--- BEGIN EXTRACTED RECORDS ---
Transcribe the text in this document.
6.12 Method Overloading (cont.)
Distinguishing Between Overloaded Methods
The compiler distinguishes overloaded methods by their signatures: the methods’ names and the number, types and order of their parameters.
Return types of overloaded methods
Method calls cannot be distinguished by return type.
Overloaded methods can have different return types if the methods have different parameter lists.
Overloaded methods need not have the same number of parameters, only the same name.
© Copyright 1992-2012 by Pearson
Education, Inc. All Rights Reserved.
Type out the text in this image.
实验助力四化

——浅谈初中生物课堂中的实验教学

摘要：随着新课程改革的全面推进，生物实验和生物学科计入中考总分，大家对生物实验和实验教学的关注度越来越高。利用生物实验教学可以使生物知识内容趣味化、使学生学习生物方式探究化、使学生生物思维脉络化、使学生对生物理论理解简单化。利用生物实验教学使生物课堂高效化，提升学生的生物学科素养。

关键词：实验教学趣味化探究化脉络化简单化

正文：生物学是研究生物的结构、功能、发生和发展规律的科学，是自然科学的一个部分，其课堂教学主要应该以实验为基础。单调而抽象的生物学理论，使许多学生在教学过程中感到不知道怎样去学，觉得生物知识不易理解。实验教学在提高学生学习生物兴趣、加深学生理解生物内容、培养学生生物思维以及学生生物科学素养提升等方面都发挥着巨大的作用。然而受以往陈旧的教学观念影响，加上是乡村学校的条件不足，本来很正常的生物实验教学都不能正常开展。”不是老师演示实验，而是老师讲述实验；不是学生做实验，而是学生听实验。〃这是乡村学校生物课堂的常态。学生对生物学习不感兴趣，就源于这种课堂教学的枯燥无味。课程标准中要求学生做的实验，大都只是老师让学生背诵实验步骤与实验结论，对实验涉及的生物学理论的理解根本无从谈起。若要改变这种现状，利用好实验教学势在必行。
--- END EXTRACTED RECORDS ---
= STATED EXERCISE =
In the listing above, find the line containing "Type out the text in this image." and please quote exactly that line through the last one, and no other lines.

= WORKED SOLUTION =
Type out the text in this image.
实验助力四化

——浅谈初中生物课堂中的实验教学

摘要：随着新课程改革的全面推进，生物实验和生物学科计入中考总分，大家对生物实验和实验教学的关注度越来越高。利用生物实验教学可以使生物知识内容趣味化、使学生学习生物方式探究化、使学生生物思维脉络化、使学生对生物理论理解简单化。利用生物实验教学使生物课堂高效化，提升学生的生物学科素养。

关键词：实验教学趣味化探究化脉络化简单化

正文：生物学是研究生物的结构、功能、发生和发展规律的科学，是自然科学的一个部分，其课堂教学主要应该以实验为基础。单调而抽象的生物学理论，使许多学生在教学过程中感到不知道怎样去学，觉得生物知识不易理解。实验教学在提高学生学习生物兴趣、加深学生理解生物内容、培养学生生物思维以及学生生物科学素养提升等方面都发挥着巨大的作用。然而受以往陈旧的教学观念影响，加上是乡村学校的条件不足，本来很正常的生物实验教学都不能正常开展。”不是老师演示实验，而是老师讲述实验；不是学生做实验，而是学生听实验。〃这是乡村学校生物课堂的常态。学生对生物学习不感兴趣，就源于这种课堂教学的枯燥无味。课程标准中要求学生做的实验，大都只是老师让学生背诵实验步骤与实验结论，对实验涉及的生物学理论的理解根本无从谈起。若要改变这种现状，利用好实验教学势在必行。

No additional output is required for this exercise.